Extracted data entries
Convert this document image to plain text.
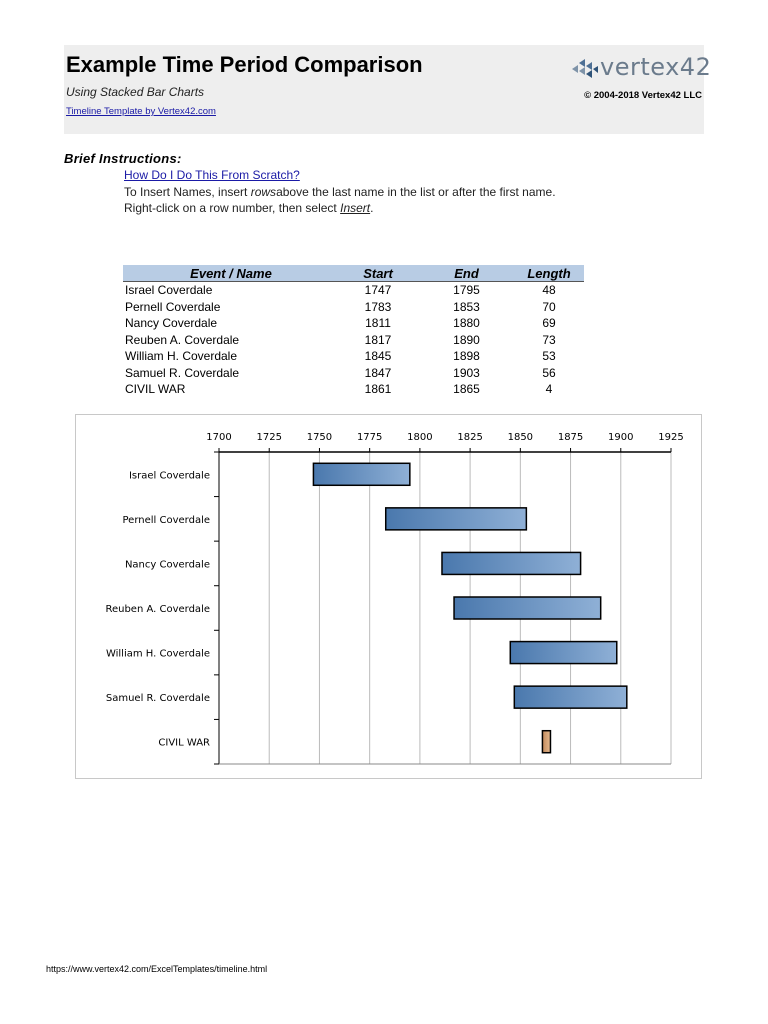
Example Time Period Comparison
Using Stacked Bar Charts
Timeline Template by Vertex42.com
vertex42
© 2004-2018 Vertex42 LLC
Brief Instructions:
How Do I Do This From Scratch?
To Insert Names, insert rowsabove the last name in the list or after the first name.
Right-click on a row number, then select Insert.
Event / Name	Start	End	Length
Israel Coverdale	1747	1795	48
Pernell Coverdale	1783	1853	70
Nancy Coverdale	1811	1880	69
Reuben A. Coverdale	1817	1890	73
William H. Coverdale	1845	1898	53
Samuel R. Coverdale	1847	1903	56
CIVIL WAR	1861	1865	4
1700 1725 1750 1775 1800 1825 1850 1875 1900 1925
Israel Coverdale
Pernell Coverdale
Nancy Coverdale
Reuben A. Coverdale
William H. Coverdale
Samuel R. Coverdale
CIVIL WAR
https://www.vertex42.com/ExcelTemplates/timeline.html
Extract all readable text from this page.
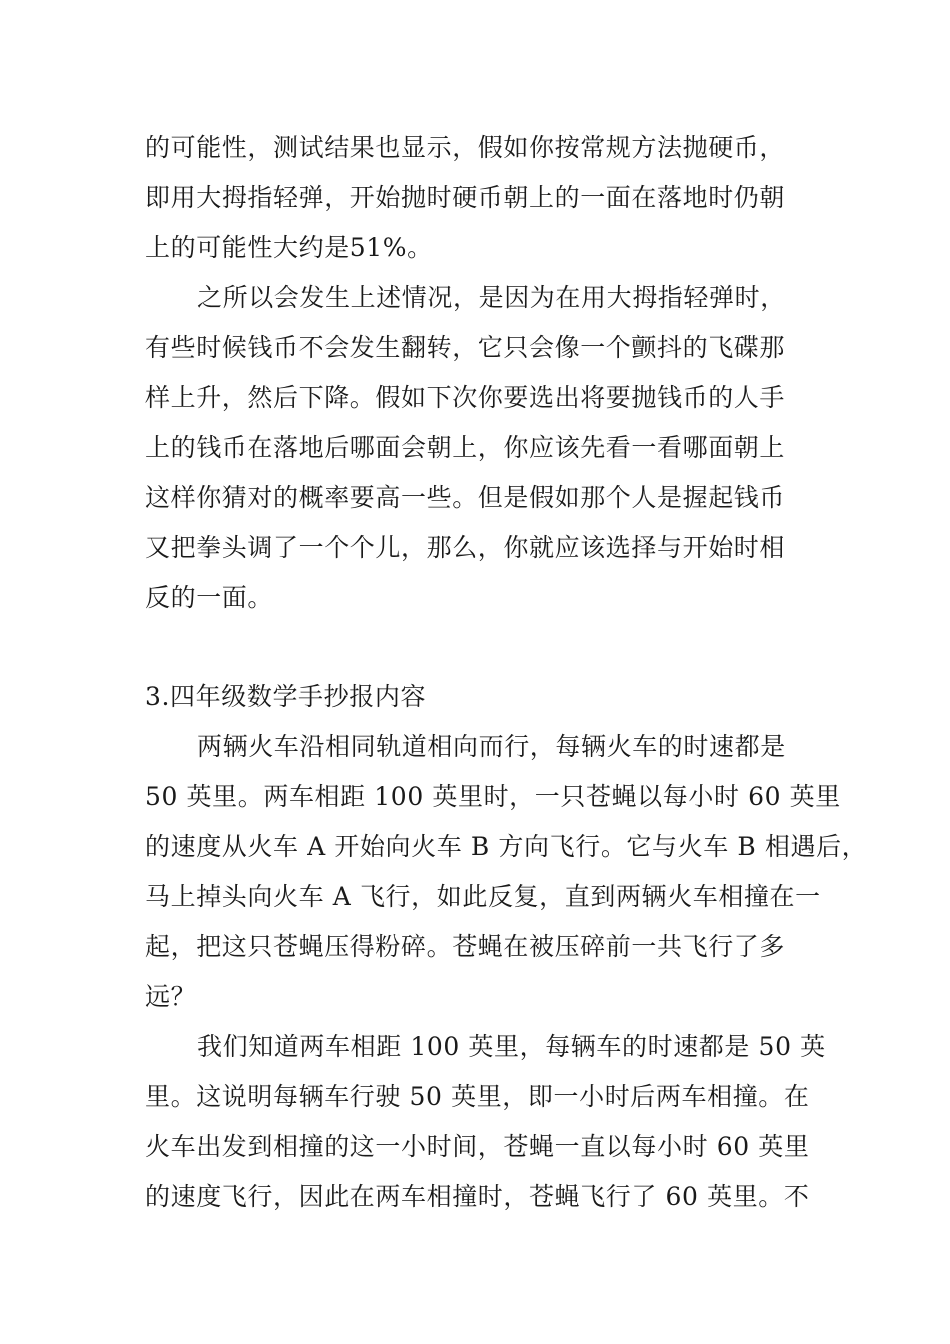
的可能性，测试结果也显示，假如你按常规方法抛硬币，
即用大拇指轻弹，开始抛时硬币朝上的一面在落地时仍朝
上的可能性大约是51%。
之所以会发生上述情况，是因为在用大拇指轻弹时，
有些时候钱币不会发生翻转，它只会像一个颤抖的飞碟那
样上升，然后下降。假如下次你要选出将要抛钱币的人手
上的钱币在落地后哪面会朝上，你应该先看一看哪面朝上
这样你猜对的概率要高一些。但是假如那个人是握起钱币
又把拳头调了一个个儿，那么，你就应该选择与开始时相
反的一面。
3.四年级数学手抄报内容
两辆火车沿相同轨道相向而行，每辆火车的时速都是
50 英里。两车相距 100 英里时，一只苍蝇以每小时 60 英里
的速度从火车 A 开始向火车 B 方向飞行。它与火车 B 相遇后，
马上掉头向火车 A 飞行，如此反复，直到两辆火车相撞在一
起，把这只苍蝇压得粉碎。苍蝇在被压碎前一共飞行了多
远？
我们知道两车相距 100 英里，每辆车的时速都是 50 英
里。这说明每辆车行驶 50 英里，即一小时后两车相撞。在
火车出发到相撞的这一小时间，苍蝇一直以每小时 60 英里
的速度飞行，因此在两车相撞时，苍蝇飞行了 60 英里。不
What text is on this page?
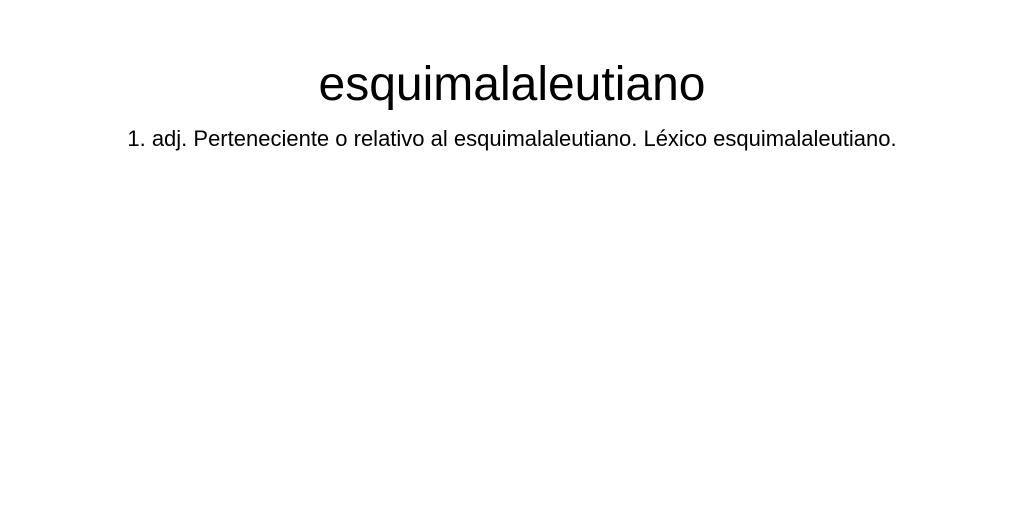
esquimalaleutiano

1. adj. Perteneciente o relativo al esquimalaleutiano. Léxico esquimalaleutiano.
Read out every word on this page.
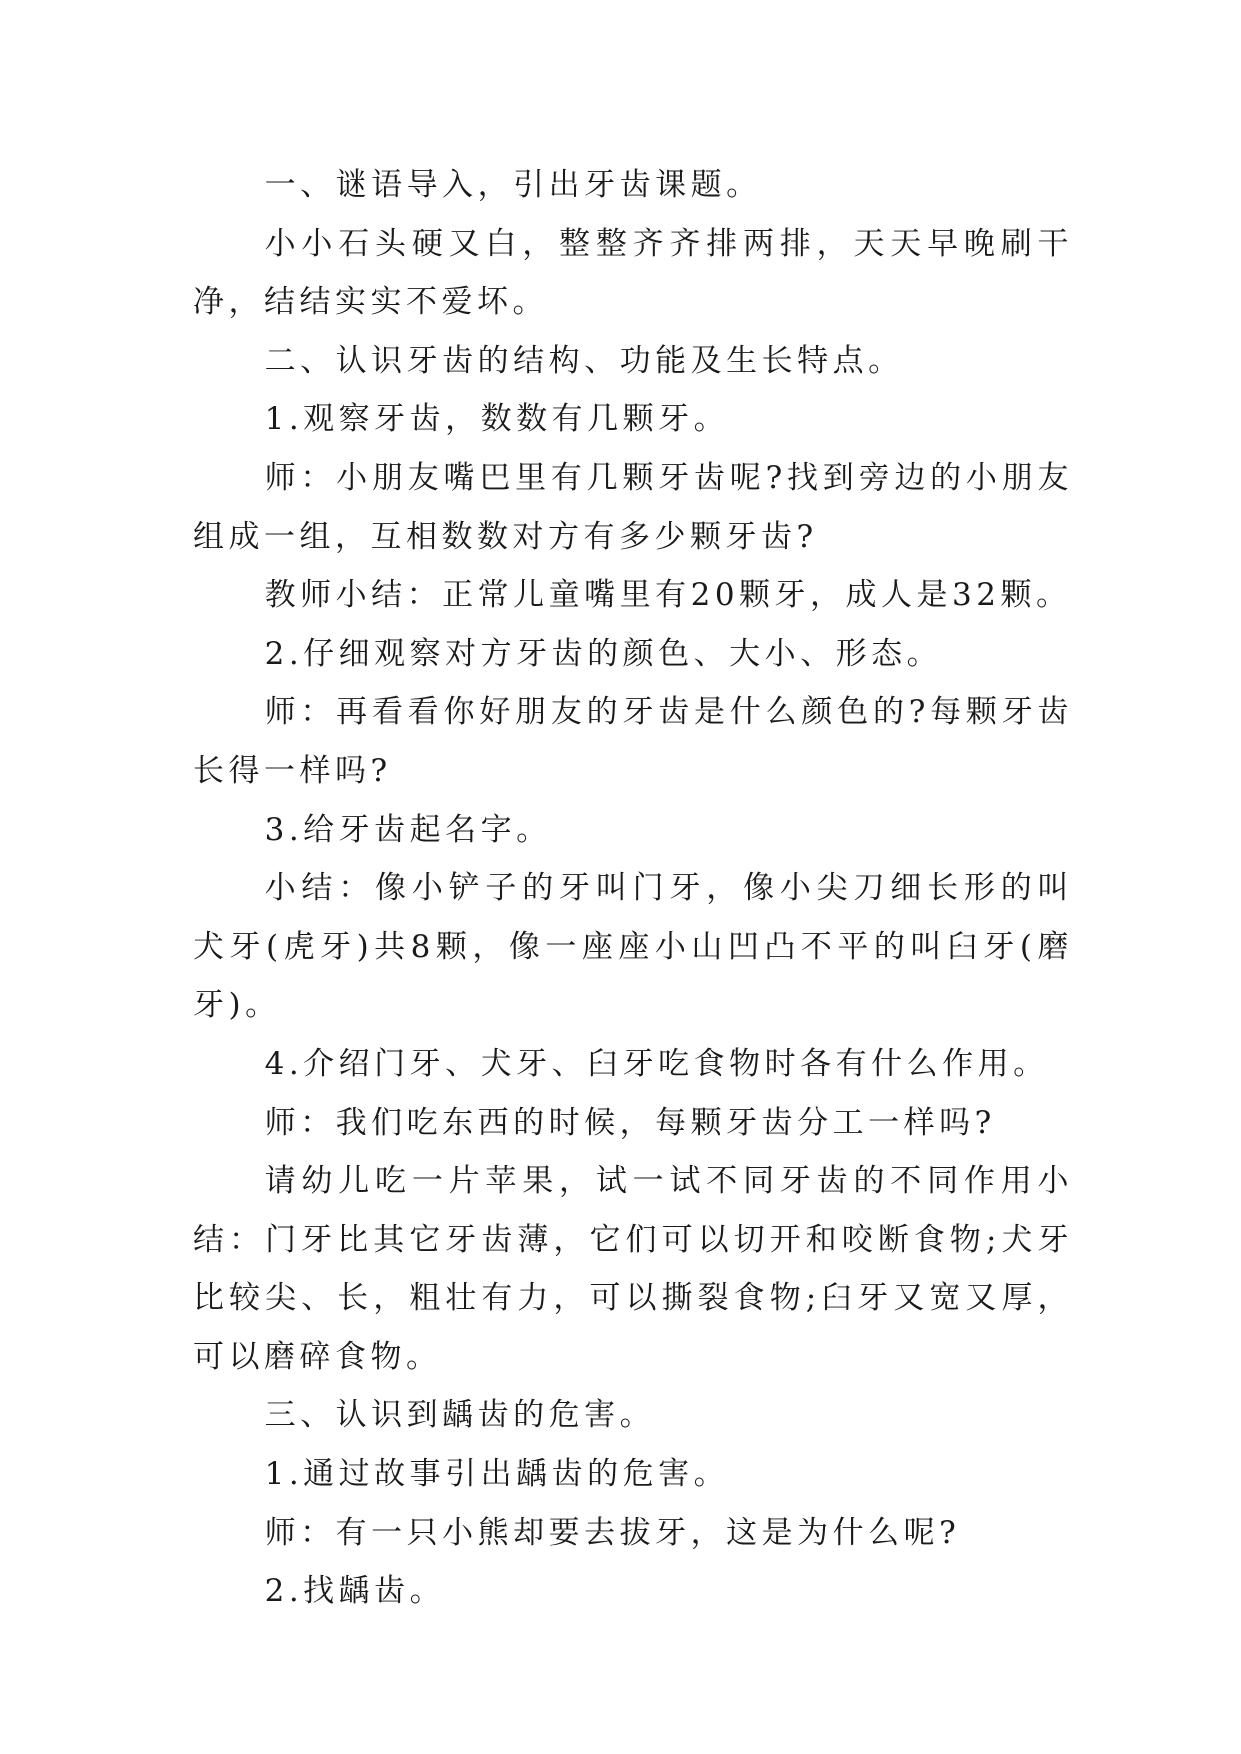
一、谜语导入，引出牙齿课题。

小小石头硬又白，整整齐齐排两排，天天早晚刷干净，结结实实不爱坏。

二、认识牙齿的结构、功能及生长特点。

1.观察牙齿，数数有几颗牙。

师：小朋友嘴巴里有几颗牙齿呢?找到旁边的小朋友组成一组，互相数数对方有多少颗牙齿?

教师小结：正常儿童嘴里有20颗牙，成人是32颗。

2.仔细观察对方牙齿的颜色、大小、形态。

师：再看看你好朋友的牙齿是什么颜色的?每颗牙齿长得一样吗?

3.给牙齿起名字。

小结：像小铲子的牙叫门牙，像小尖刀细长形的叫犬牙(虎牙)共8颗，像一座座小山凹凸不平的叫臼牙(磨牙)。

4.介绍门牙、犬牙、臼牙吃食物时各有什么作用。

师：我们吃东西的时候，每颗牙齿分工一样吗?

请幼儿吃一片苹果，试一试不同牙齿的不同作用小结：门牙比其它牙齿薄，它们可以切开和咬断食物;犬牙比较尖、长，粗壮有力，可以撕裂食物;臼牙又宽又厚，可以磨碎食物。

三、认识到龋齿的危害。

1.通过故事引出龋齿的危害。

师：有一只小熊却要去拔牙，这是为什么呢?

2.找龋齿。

Exercise aim: The records shown above are to be repeated exactly, with the pictures left out.

Solution to this problem:
Convert this document image to plain text.
Example Time Period Comparison
Using Stacked Bar Charts
Timeline Template by Vertex42.com
vertex42
© 2004-2018 Vertex42 LLC
Brief Instructions:
How Do I Do This From Scratch?
To Insert Names, insert rowsabove the last name in the list or after the first name.
Right-click on a row number, then select Insert.
Event / Name	Start	End	Length
Israel Coverdale	1747	1795	48
Pernell Coverdale	1783	1853	70
Nancy Coverdale	1811	1880	69
Reuben A. Coverdale	1817	1890	73
William H. Coverdale	1845	1898	53
Samuel R. Coverdale	1847	1903	56
CIVIL WAR	1861	1865	4
1700 1725 1750 1775 1800 1825 1850 1875 1900 1925
Israel Coverdale
Pernell Coverdale
Nancy Coverdale
Reuben A. Coverdale
William H. Coverdale
Samuel R. Coverdale
CIVIL WAR
https://www.vertex42.com/ExcelTemplates/timeline.html
Extract all readable text from this page.
的可能性，测试结果也显示，假如你按常规方法抛硬币，
即用大拇指轻弹，开始抛时硬币朝上的一面在落地时仍朝
上的可能性大约是51%。
之所以会发生上述情况，是因为在用大拇指轻弹时，
有些时候钱币不会发生翻转，它只会像一个颤抖的飞碟那
样上升，然后下降。假如下次你要选出将要抛钱币的人手
上的钱币在落地后哪面会朝上，你应该先看一看哪面朝上
这样你猜对的概率要高一些。但是假如那个人是握起钱币
又把拳头调了一个个儿，那么，你就应该选择与开始时相
反的一面。
3.四年级数学手抄报内容
两辆火车沿相同轨道相向而行，每辆火车的时速都是
50 英里。两车相距 100 英里时，一只苍蝇以每小时 60 英里
的速度从火车 A 开始向火车 B 方向飞行。它与火车 B 相遇后，
马上掉头向火车 A 飞行，如此反复，直到两辆火车相撞在一
起，把这只苍蝇压得粉碎。苍蝇在被压碎前一共飞行了多
远？
我们知道两车相距 100 英里，每辆车的时速都是 50 英
里。这说明每辆车行驶 50 英里，即一小时后两车相撞。在
火车出发到相撞的这一小时间，苍蝇一直以每小时 60 英里
的速度飞行，因此在两车相撞时，苍蝇飞行了 60 英里。不
What text is on this page?
esquimalaleutiano

1. adj. Perteneciente o relativo al esquimalaleutiano. Léxico esquimalaleutiano.
Read out every word on this page.
一、谜语导入，引出牙齿课题。

小小石头硬又白，整整齐齐排两排，天天早晚刷干净，结结实实不爱坏。

二、认识牙齿的结构、功能及生长特点。

1.观察牙齿，数数有几颗牙。

师：小朋友嘴巴里有几颗牙齿呢?找到旁边的小朋友组成一组，互相数数对方有多少颗牙齿?

教师小结：正常儿童嘴里有20颗牙，成人是32颗。

2.仔细观察对方牙齿的颜色、大小、形态。

师：再看看你好朋友的牙齿是什么颜色的?每颗牙齿长得一样吗?

3.给牙齿起名字。

小结：像小铲子的牙叫门牙，像小尖刀细长形的叫犬牙(虎牙)共8颗，像一座座小山凹凸不平的叫臼牙(磨牙)。

4.介绍门牙、犬牙、臼牙吃食物时各有什么作用。

师：我们吃东西的时候，每颗牙齿分工一样吗?

请幼儿吃一片苹果，试一试不同牙齿的不同作用小结：门牙比其它牙齿薄，它们可以切开和咬断食物;犬牙比较尖、长，粗壮有力，可以撕裂食物;臼牙又宽又厚，可以磨碎食物。

三、认识到龋齿的危害。

1.通过故事引出龋齿的危害。

师：有一只小熊却要去拔牙，这是为什么呢?

2.找龋齿。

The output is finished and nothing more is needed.